Reproduce verbatim the lines of the material from the line containing "avatar-image <box>26 139 98 211</box>" through the line containing "more-vertical-icon <box>501 852 507 876</box>", including both of those lines.

begin Exercise input

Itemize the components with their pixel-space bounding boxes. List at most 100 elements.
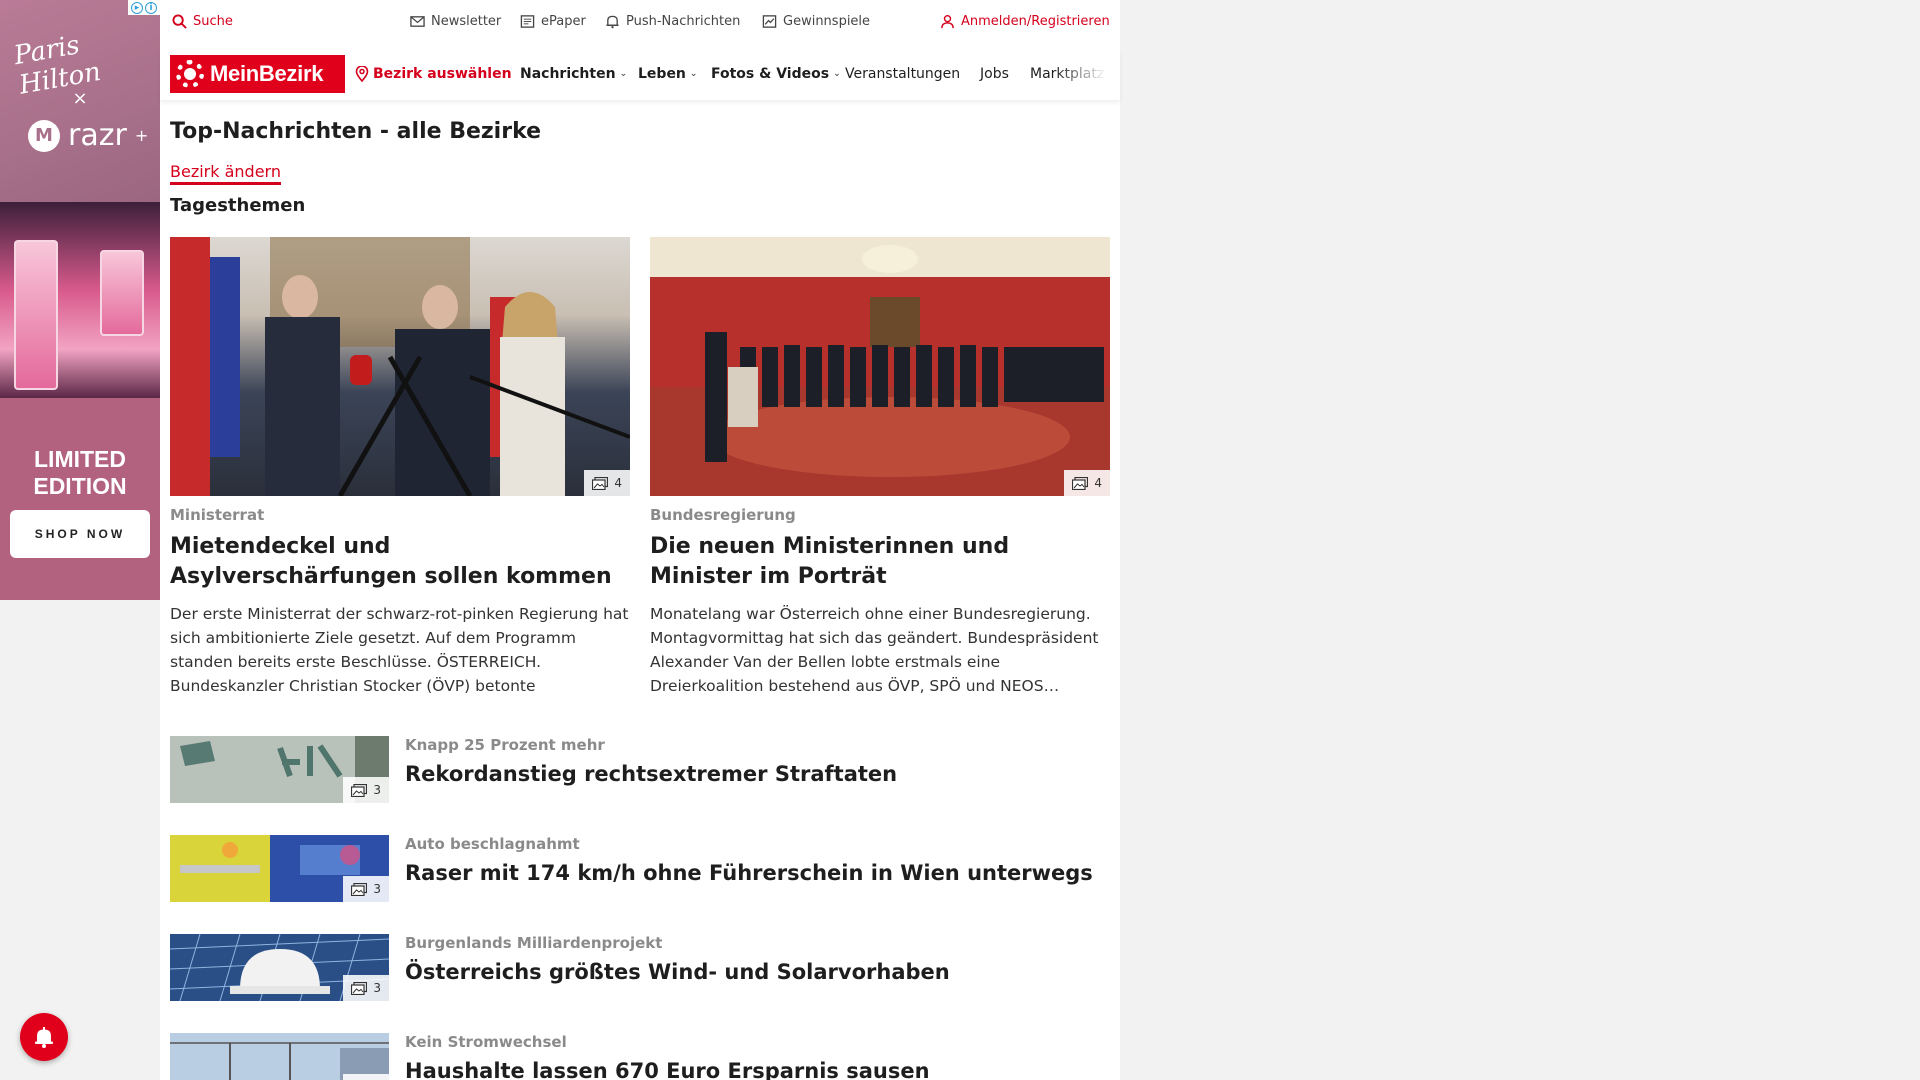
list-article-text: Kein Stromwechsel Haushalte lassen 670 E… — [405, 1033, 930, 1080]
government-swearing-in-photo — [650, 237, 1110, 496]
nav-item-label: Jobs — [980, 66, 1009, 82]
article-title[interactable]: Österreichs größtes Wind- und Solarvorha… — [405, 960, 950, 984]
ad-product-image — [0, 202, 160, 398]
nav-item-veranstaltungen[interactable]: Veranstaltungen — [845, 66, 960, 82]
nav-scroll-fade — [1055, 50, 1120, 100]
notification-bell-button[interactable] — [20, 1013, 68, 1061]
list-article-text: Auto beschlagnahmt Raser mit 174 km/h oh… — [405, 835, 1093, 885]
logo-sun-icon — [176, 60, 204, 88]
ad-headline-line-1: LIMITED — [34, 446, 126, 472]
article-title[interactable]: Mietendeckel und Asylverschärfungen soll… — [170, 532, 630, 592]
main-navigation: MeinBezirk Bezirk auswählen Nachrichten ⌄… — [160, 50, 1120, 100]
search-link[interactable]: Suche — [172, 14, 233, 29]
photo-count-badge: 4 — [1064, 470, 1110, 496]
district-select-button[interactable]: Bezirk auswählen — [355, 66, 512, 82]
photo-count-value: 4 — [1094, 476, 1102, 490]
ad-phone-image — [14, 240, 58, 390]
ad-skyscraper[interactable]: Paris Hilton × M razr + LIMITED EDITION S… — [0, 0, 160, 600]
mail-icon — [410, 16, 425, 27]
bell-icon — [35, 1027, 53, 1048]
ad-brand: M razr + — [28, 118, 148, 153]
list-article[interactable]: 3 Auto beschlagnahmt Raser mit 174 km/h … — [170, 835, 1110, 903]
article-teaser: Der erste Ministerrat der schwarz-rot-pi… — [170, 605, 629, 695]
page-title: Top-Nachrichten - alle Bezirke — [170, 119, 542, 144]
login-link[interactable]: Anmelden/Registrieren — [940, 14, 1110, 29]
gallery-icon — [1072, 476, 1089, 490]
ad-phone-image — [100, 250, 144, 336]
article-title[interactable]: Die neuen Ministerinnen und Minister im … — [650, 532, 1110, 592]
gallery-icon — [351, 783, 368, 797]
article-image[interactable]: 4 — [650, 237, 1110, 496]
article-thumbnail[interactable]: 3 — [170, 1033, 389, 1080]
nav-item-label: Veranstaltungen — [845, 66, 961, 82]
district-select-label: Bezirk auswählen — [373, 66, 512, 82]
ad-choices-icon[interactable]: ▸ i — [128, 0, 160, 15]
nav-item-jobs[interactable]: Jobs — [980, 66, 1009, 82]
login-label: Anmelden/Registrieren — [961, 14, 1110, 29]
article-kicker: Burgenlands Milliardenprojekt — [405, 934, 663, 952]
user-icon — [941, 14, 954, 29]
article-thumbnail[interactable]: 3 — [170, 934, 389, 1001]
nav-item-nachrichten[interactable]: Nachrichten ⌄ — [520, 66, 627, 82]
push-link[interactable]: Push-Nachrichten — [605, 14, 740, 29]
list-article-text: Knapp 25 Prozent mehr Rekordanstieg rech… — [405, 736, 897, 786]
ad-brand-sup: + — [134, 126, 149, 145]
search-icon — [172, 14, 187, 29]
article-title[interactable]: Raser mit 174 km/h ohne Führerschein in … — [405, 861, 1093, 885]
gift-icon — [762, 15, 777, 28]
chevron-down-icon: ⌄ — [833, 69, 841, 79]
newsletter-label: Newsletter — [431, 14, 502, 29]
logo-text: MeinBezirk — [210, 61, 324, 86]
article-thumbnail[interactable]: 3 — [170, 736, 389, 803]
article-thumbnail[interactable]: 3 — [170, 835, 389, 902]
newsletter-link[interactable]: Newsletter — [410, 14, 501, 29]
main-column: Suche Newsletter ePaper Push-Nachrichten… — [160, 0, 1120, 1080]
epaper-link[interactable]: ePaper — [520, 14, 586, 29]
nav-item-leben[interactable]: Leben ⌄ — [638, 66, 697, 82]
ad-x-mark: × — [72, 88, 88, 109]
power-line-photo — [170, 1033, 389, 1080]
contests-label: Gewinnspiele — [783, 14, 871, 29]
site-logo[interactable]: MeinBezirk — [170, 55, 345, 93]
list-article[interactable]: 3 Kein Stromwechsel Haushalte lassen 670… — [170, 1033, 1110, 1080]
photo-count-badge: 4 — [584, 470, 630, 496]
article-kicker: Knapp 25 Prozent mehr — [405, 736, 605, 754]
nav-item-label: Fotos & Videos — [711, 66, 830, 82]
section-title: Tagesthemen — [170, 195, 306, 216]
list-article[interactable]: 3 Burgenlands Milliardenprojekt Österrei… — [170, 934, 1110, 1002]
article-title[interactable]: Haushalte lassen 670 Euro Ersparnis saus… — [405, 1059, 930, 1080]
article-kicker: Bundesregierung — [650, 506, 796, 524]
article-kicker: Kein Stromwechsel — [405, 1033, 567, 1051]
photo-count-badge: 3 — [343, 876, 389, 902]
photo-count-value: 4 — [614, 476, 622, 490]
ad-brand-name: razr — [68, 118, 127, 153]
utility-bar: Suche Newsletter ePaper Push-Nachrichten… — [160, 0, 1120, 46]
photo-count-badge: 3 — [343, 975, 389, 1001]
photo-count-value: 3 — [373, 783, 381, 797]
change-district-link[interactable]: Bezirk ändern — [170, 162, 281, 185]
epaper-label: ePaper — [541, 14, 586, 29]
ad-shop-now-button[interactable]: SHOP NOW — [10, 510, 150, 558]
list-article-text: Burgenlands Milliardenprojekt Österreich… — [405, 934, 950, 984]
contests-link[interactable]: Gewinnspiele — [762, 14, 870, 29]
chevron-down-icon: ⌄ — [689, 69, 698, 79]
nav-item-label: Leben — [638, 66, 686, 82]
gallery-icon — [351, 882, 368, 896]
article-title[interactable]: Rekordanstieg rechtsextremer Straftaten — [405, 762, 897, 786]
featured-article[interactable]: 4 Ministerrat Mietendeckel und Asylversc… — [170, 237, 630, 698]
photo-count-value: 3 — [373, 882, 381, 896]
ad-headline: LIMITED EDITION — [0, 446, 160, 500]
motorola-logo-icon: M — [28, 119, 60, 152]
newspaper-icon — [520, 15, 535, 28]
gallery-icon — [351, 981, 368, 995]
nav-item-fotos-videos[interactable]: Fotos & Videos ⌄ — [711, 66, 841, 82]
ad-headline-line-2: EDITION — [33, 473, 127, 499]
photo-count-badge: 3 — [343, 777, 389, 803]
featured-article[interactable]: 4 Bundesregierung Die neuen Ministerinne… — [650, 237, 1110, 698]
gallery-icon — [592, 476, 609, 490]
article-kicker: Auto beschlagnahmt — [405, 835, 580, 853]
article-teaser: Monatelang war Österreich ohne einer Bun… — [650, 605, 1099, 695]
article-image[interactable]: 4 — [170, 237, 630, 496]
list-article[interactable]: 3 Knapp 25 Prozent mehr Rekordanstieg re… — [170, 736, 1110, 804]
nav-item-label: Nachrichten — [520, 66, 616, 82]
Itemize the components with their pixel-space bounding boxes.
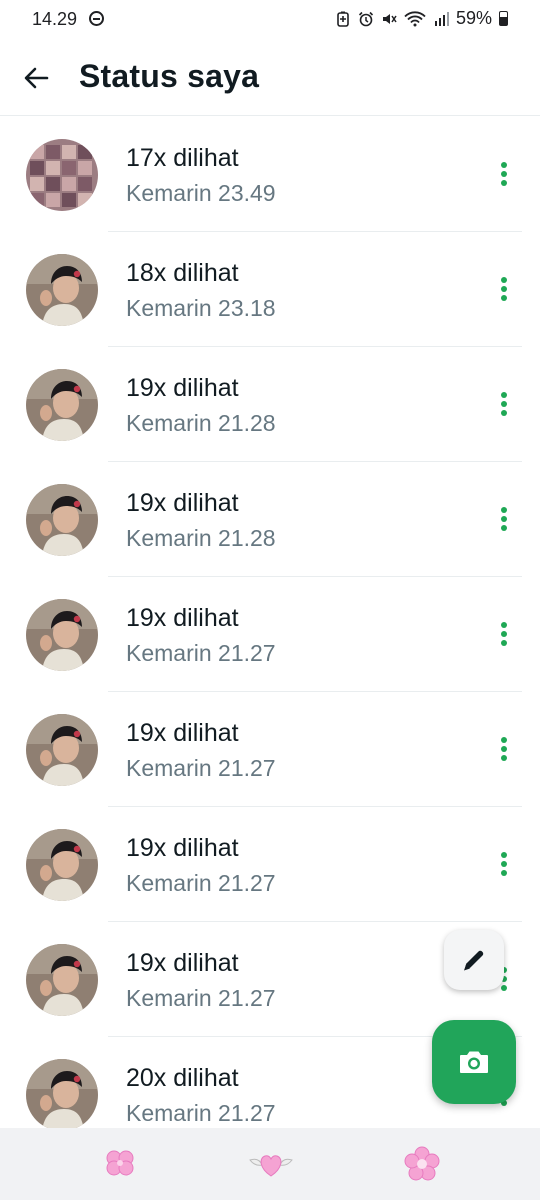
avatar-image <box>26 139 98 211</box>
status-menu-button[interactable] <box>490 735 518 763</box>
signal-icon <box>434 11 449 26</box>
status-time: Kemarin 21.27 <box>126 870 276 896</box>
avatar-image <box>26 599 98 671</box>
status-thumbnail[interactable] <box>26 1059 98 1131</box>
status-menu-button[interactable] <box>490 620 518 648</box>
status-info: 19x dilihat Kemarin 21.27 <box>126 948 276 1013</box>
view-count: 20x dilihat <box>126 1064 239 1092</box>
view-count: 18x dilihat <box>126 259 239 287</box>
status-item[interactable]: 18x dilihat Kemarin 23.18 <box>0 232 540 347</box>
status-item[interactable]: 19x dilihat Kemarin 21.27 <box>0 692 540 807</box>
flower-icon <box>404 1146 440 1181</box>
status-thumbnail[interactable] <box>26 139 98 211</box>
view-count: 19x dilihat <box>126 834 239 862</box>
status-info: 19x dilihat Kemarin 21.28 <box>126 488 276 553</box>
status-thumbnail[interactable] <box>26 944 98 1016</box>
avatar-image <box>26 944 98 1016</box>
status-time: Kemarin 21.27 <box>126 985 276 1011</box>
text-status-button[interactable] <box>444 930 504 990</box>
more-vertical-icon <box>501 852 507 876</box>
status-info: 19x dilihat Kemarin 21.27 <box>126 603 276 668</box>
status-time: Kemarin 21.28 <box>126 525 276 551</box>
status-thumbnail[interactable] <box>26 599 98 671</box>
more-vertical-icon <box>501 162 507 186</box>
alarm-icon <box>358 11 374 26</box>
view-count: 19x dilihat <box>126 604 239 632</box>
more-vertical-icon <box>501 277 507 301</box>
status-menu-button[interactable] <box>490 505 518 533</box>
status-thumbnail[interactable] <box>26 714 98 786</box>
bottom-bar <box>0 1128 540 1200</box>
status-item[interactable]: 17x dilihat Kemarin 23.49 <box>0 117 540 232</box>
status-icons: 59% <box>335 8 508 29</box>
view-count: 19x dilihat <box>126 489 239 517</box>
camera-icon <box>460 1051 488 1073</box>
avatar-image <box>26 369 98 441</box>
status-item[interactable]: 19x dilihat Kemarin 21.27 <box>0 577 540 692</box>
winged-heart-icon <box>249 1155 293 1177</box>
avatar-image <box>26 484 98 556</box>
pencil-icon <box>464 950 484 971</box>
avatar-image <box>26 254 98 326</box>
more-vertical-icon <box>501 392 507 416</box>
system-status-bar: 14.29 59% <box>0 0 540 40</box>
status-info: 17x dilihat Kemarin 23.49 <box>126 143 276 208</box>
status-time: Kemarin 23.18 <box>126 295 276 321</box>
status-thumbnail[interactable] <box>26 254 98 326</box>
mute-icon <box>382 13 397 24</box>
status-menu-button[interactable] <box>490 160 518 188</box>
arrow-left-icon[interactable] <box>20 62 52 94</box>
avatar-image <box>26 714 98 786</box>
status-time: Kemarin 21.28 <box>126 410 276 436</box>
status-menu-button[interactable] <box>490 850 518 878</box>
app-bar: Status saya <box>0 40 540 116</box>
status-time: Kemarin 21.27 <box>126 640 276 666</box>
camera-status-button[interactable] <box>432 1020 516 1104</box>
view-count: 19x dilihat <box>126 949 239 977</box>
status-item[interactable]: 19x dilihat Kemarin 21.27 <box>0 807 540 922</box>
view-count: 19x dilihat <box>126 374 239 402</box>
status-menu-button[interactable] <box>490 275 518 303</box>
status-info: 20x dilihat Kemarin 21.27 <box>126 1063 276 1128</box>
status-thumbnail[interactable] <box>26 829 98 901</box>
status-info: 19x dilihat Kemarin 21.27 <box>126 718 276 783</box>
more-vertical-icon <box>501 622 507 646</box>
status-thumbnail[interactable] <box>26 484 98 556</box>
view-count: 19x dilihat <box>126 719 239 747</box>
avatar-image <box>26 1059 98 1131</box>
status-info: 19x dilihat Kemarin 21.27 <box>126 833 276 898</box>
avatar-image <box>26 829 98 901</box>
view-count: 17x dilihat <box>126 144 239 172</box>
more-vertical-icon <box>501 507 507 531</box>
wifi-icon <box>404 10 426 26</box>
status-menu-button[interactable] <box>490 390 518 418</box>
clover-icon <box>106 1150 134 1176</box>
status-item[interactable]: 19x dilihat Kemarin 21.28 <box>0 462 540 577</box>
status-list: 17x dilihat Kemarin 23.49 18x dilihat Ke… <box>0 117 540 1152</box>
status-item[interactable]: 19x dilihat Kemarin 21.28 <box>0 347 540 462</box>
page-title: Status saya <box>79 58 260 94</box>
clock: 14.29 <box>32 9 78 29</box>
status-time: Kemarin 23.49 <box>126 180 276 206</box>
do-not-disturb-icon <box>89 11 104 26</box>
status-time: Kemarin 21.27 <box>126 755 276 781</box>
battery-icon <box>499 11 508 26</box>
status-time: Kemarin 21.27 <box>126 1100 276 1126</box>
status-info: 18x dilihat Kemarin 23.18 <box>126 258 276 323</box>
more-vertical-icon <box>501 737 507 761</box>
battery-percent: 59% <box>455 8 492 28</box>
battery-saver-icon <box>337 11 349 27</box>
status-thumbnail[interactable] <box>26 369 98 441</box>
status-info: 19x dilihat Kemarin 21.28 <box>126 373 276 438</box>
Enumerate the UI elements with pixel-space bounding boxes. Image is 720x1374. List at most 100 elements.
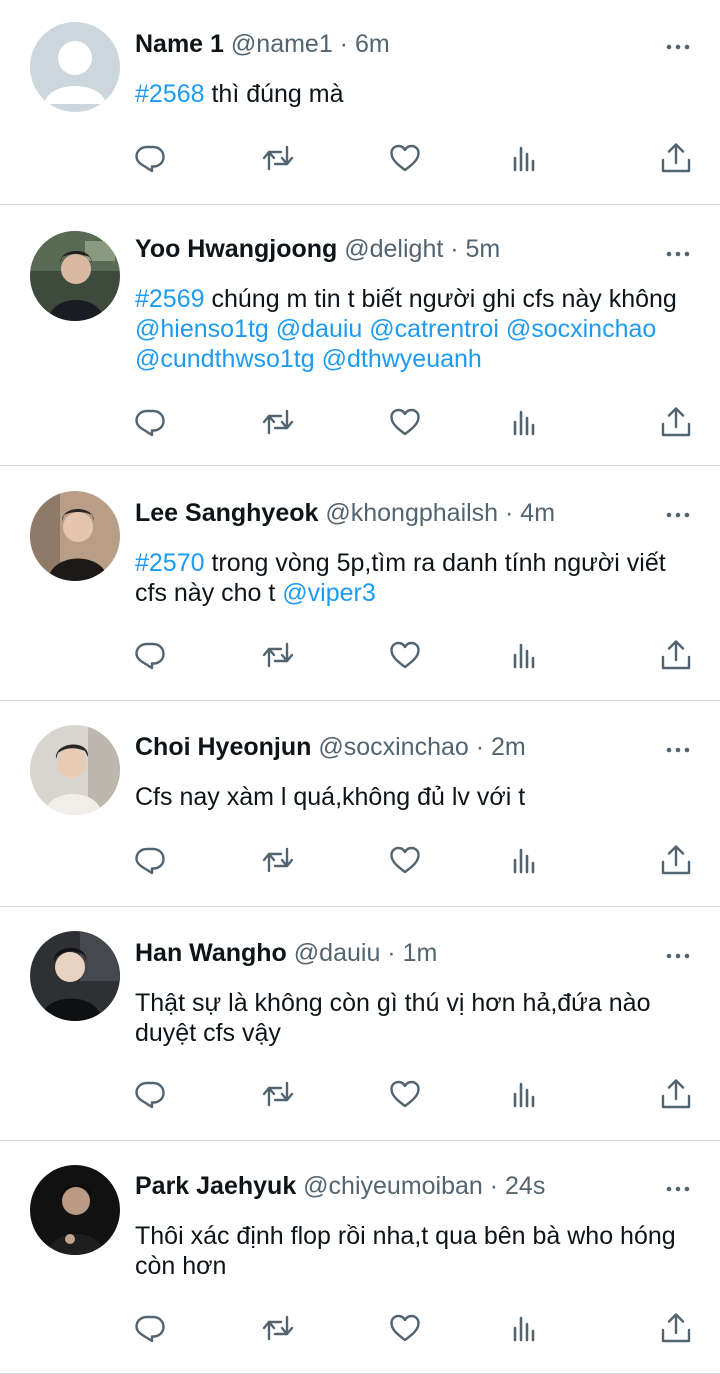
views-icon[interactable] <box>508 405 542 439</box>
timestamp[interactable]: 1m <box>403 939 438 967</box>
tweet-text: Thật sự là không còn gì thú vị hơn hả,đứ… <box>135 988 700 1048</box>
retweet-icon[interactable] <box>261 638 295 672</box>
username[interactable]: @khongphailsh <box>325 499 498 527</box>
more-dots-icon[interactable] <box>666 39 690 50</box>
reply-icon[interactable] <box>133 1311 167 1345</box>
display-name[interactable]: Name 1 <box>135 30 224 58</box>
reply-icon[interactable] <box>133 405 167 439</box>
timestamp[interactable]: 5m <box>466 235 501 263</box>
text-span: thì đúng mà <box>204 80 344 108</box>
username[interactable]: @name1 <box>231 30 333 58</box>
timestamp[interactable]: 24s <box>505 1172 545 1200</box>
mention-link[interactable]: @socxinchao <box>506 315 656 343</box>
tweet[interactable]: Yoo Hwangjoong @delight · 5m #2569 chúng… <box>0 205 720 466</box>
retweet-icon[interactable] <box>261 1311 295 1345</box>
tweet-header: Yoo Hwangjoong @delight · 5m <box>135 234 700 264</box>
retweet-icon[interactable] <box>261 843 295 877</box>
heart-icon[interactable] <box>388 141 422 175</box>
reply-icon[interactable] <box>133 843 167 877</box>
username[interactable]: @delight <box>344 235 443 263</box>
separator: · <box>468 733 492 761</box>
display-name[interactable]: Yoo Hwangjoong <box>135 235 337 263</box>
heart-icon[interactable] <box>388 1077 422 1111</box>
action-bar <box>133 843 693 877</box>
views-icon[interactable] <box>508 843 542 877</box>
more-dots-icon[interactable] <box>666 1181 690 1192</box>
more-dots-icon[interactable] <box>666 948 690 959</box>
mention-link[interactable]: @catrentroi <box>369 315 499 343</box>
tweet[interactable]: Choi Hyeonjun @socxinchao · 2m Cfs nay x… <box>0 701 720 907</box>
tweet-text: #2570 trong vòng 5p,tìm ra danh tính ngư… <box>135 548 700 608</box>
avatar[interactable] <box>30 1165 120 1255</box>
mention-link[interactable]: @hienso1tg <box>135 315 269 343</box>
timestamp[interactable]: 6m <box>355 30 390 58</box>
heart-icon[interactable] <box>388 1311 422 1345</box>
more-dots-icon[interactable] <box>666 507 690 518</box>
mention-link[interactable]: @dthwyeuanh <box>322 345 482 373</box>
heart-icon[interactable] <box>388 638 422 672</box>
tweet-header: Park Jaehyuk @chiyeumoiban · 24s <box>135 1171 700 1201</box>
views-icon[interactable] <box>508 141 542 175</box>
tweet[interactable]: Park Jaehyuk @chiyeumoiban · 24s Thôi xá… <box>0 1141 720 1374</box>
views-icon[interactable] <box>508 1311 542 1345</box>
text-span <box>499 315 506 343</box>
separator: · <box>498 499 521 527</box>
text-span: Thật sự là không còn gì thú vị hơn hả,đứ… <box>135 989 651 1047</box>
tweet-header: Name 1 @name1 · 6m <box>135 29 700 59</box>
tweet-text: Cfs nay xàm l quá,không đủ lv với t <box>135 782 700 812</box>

end Exercise input

■ **Answer to this exercise**:
avatar-image <box>26 139 98 211</box>
status-menu-button[interactable] <box>490 735 518 763</box>
signal-icon <box>434 11 449 26</box>
status-time: Kemarin 21.27 <box>126 870 276 896</box>
avatar-image <box>26 599 98 671</box>
status-thumbnail[interactable] <box>26 1059 98 1131</box>
status-menu-button[interactable] <box>490 620 518 648</box>
status-info: 19x dilihat Kemarin 21.27 <box>126 948 276 1013</box>
view-count: 20x dilihat <box>126 1064 239 1092</box>
view-count: 18x dilihat <box>126 259 239 287</box>
status-item[interactable]: 18x dilihat Kemarin 23.18 <box>0 232 540 347</box>
status-item[interactable]: 19x dilihat Kemarin 21.27 <box>0 692 540 807</box>
flower-icon <box>404 1146 440 1181</box>
status-thumbnail[interactable] <box>26 139 98 211</box>
view-count: 19x dilihat <box>126 834 239 862</box>
status-info: 19x dilihat Kemarin 21.28 <box>126 488 276 553</box>
status-thumbnail[interactable] <box>26 944 98 1016</box>
avatar-image <box>26 944 98 1016</box>
status-time: Kemarin 21.27 <box>126 985 276 1011</box>
text-status-button[interactable] <box>444 930 504 990</box>
more-vertical-icon <box>501 852 507 876</box>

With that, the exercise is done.